> _What you should do_
Identify each line below containing the string "protestantes" and copy it.

> _Dataset excerpts_

++++++++

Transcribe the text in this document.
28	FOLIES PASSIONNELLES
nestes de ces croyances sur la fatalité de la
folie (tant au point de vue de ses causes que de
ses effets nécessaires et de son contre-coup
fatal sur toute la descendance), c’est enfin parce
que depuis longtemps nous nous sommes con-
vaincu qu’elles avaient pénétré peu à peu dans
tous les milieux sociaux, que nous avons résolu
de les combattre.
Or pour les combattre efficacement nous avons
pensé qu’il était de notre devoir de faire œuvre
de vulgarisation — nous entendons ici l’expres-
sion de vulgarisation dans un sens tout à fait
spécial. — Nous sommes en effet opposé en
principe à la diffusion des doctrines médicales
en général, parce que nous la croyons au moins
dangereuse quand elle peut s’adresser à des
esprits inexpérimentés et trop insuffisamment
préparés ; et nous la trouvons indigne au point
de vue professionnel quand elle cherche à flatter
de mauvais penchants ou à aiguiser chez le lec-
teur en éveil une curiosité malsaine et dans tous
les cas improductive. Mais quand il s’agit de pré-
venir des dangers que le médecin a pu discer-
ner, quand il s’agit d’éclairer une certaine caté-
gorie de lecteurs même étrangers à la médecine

++++++++

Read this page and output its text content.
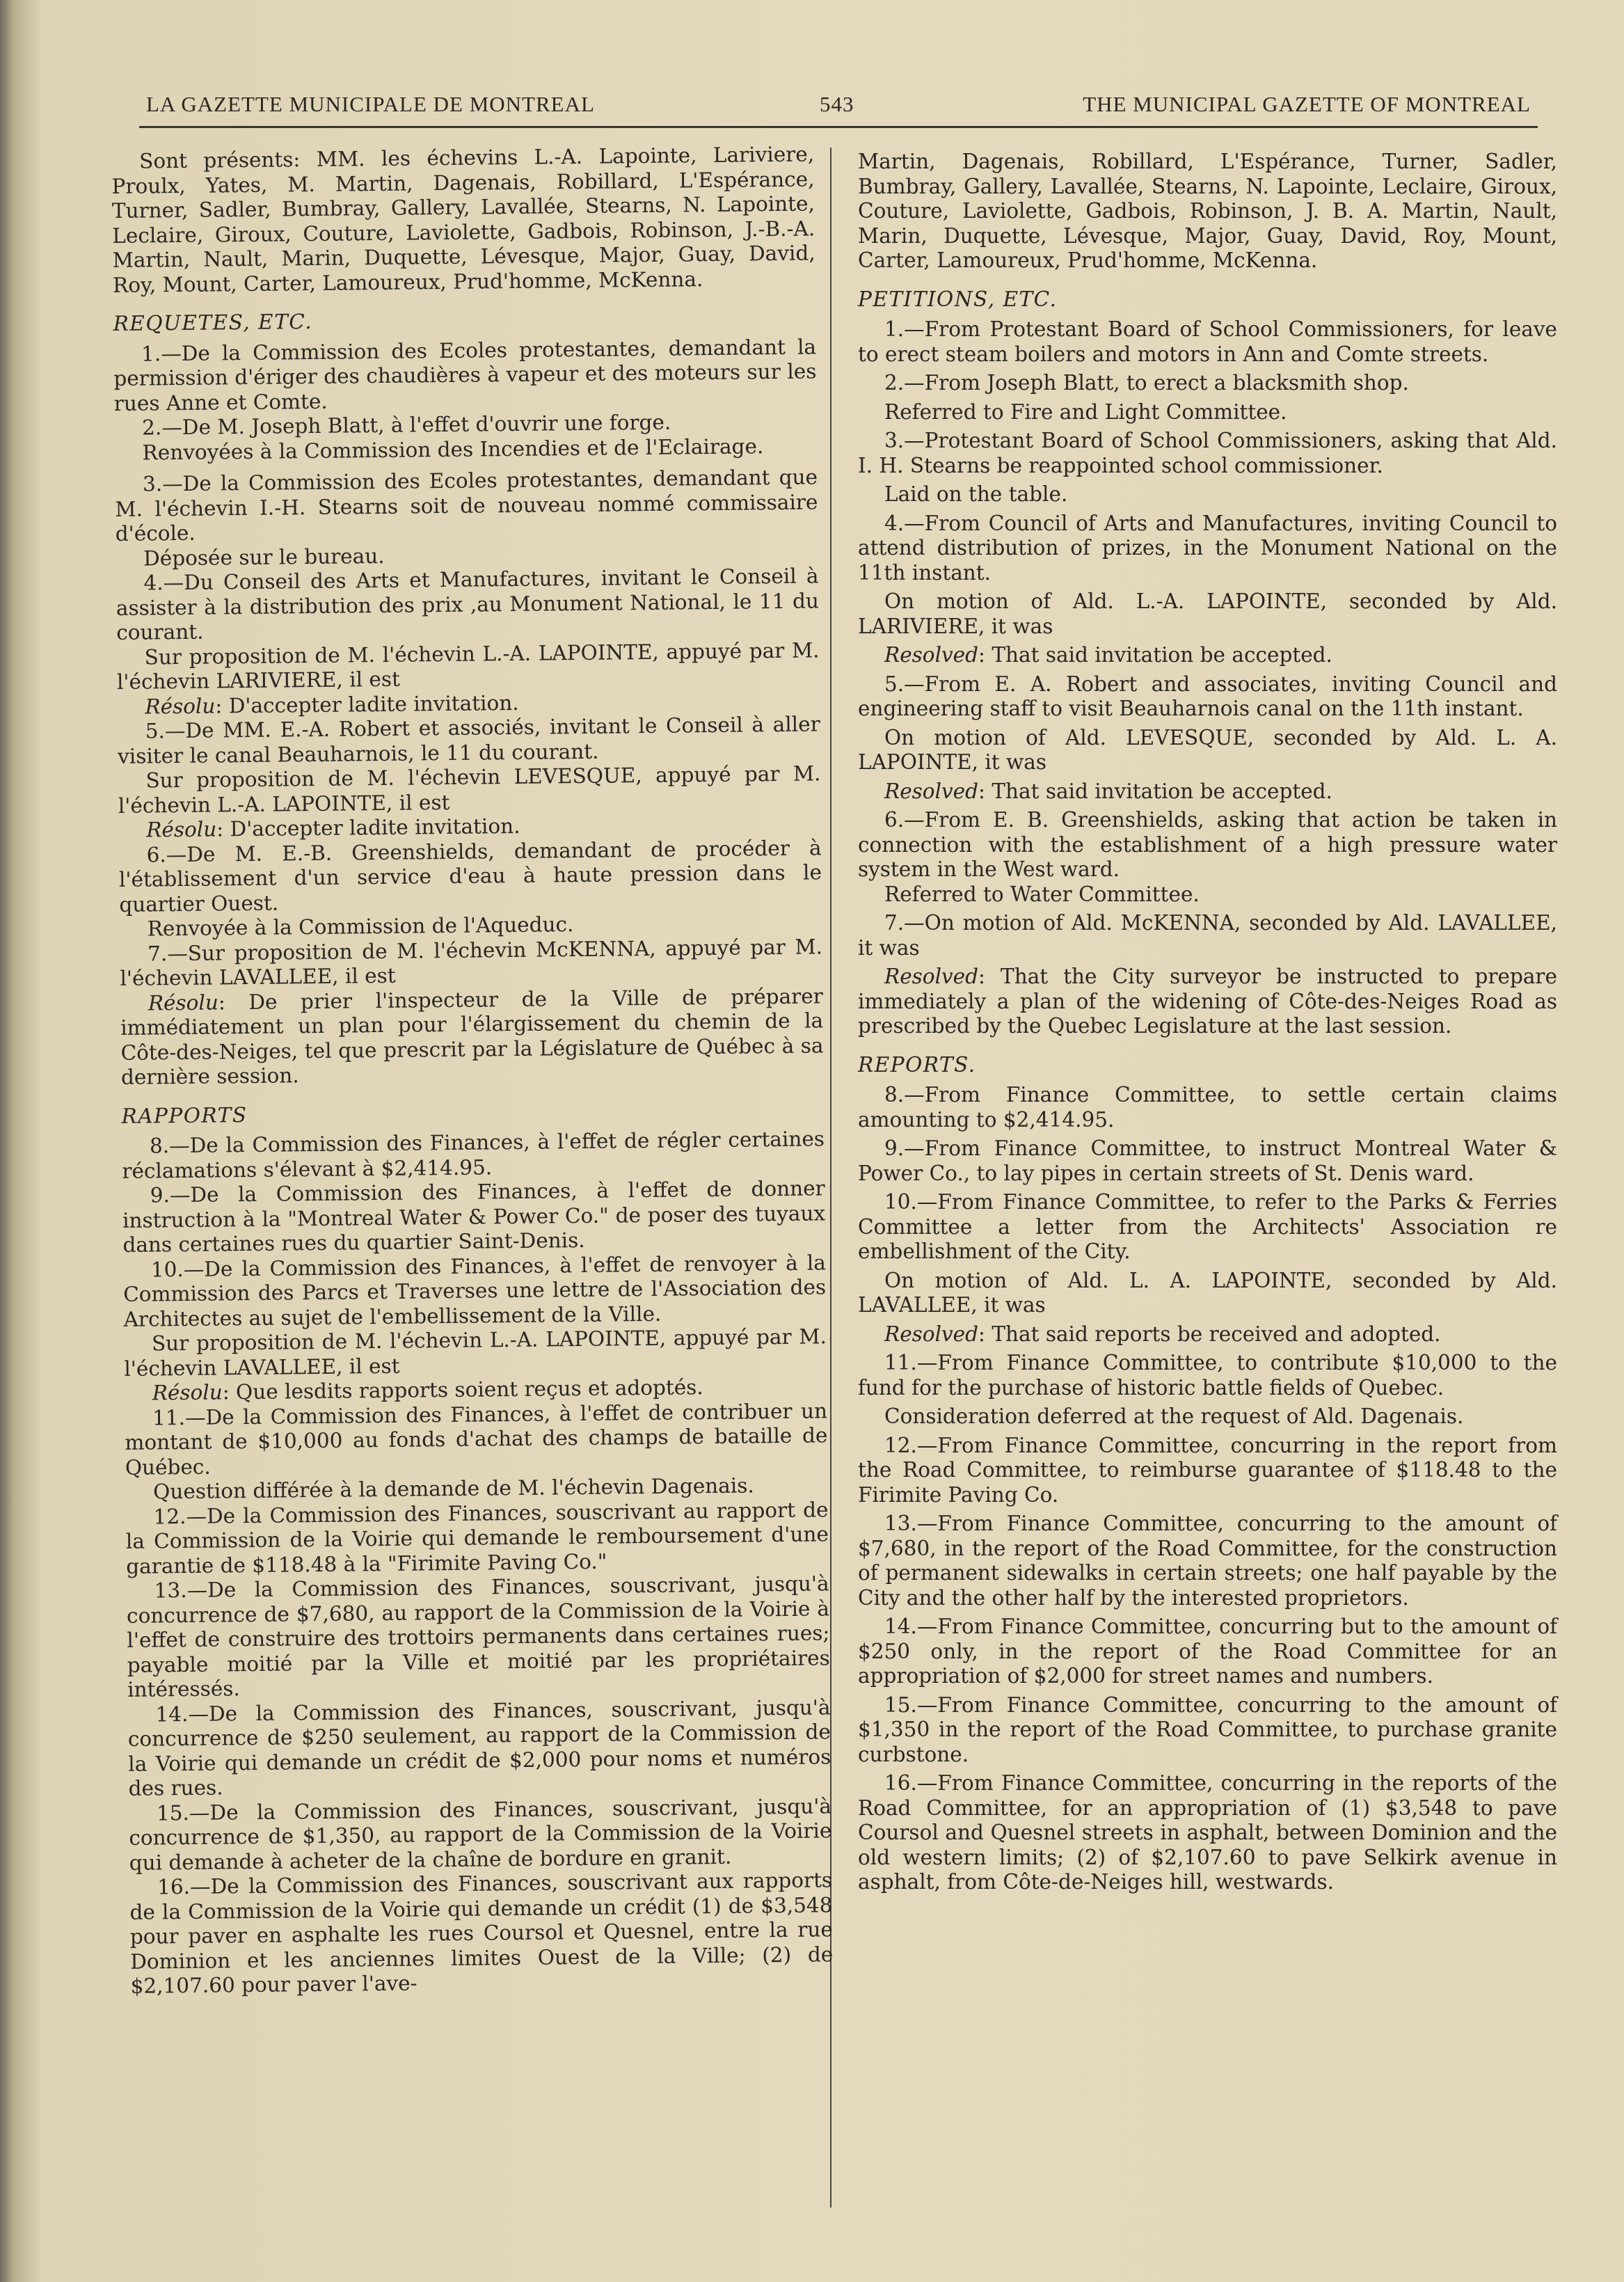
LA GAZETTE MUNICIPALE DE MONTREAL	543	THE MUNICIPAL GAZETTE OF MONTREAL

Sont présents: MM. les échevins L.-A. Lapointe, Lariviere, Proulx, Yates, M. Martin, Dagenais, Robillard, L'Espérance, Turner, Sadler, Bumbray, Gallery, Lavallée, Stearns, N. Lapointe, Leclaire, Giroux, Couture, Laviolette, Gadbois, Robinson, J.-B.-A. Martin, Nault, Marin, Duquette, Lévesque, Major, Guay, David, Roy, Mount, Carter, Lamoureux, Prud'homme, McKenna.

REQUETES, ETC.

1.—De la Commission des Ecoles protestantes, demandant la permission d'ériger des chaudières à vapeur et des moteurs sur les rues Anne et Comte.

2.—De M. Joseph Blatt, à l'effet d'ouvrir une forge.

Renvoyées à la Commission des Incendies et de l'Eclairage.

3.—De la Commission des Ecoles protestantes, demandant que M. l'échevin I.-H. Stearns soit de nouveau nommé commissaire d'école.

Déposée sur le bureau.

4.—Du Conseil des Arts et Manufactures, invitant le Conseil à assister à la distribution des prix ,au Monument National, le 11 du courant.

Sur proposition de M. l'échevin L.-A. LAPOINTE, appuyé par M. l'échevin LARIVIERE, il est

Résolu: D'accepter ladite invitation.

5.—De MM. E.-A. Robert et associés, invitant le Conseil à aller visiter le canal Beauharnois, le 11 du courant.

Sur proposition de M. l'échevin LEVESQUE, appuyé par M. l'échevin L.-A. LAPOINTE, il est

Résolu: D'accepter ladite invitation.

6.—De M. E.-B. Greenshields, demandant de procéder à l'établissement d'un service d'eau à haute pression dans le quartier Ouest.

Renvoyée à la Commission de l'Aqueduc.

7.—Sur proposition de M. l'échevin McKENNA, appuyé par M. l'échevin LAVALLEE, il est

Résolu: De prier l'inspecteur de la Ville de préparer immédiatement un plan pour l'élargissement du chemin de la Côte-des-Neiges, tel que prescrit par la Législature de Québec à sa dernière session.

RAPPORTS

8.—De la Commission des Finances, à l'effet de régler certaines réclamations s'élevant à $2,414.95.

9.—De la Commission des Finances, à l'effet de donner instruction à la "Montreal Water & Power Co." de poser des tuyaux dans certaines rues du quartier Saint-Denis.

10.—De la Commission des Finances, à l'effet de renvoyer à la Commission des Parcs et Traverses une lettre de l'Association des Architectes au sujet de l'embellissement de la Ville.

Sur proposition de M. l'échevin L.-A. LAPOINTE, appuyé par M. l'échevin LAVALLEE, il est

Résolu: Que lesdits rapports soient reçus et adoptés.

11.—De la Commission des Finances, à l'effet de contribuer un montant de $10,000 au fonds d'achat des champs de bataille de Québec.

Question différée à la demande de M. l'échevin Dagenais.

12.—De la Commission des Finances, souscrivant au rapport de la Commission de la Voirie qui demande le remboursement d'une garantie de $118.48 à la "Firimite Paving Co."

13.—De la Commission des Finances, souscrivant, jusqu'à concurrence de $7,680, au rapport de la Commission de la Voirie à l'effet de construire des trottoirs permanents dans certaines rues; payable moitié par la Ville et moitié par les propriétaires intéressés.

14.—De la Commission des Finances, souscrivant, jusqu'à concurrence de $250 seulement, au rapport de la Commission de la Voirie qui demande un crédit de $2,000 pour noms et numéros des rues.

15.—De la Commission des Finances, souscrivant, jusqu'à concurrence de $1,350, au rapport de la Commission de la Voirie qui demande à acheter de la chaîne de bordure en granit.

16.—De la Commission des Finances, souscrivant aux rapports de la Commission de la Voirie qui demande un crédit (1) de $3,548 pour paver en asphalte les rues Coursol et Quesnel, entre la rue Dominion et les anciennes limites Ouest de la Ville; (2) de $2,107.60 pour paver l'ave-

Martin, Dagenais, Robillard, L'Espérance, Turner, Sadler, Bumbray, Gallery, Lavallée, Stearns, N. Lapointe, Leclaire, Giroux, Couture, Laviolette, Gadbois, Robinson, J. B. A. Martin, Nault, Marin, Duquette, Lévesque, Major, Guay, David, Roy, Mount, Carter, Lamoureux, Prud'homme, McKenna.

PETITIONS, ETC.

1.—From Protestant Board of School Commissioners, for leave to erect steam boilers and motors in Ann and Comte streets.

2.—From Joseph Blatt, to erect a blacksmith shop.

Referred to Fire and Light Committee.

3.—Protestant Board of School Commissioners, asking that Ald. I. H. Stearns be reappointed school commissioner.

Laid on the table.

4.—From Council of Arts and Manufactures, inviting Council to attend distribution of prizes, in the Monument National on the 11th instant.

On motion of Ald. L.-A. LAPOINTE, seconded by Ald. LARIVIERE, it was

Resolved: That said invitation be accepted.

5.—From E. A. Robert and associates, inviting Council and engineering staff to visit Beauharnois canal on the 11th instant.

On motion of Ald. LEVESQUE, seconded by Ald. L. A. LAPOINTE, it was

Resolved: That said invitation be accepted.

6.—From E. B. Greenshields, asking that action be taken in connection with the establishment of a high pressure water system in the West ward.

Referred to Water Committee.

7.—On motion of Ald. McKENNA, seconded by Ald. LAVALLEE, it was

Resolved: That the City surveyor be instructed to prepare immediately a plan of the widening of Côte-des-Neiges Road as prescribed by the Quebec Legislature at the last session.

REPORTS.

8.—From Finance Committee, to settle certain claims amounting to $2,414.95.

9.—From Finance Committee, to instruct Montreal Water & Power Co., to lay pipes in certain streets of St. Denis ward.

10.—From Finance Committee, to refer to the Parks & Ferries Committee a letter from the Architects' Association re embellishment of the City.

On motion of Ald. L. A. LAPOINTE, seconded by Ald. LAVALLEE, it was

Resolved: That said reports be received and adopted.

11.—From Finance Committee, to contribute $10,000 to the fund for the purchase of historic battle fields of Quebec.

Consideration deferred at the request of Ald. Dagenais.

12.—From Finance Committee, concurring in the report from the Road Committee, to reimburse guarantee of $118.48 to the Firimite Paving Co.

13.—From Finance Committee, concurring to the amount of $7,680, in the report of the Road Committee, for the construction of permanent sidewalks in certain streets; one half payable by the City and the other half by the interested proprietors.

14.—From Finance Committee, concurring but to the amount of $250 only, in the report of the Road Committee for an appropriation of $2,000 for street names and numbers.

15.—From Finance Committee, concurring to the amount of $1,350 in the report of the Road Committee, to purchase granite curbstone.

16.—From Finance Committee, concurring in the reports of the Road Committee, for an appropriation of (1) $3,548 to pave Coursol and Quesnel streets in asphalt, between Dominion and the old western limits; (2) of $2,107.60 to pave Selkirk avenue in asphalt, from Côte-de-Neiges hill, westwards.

++++++++

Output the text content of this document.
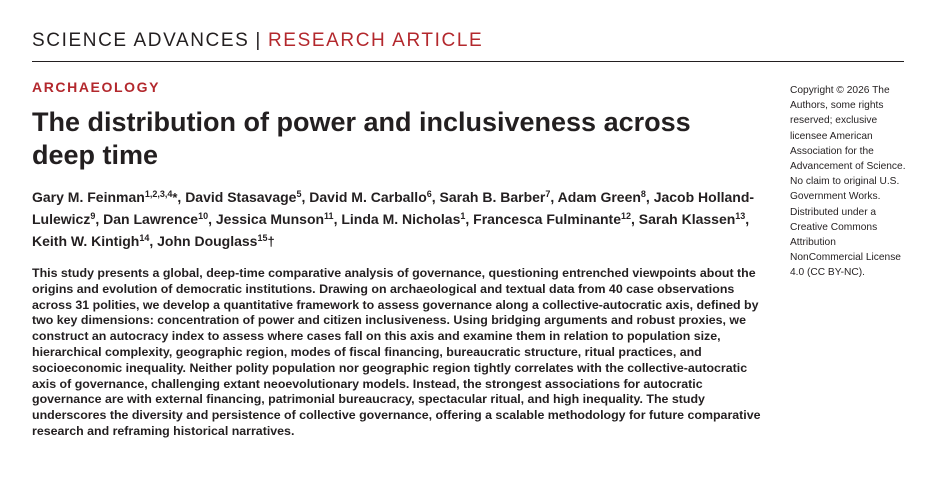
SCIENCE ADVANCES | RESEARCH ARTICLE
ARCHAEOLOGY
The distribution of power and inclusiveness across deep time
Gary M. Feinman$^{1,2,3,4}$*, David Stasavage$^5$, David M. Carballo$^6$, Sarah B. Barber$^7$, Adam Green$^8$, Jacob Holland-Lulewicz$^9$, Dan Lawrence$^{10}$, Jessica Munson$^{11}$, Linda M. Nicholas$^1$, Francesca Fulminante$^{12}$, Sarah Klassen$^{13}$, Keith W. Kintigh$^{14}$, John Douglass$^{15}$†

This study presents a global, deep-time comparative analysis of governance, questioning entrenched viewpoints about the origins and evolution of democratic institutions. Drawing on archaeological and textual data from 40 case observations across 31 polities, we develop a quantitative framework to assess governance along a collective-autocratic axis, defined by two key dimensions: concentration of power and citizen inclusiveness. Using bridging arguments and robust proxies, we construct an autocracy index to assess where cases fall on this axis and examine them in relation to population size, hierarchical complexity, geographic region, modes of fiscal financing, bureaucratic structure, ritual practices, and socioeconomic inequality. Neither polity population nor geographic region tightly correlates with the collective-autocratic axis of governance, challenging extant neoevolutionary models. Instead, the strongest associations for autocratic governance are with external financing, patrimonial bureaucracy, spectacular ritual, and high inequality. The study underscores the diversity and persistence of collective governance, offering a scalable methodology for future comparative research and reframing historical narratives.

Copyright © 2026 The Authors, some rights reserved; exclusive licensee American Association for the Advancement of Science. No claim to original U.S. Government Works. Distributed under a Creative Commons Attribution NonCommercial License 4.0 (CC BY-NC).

++++++++

> _Full answer_
1.—De la Commission des Ecoles protestantes, demandant la permission d'ériger des chaudières à vapeur et des moteurs sur les rues Anne et Comte.
3.—De la Commission des Ecoles protestantes, demandant que M. l'échevin I.-H. Stearns soit de nouveau nommé commissaire d'école.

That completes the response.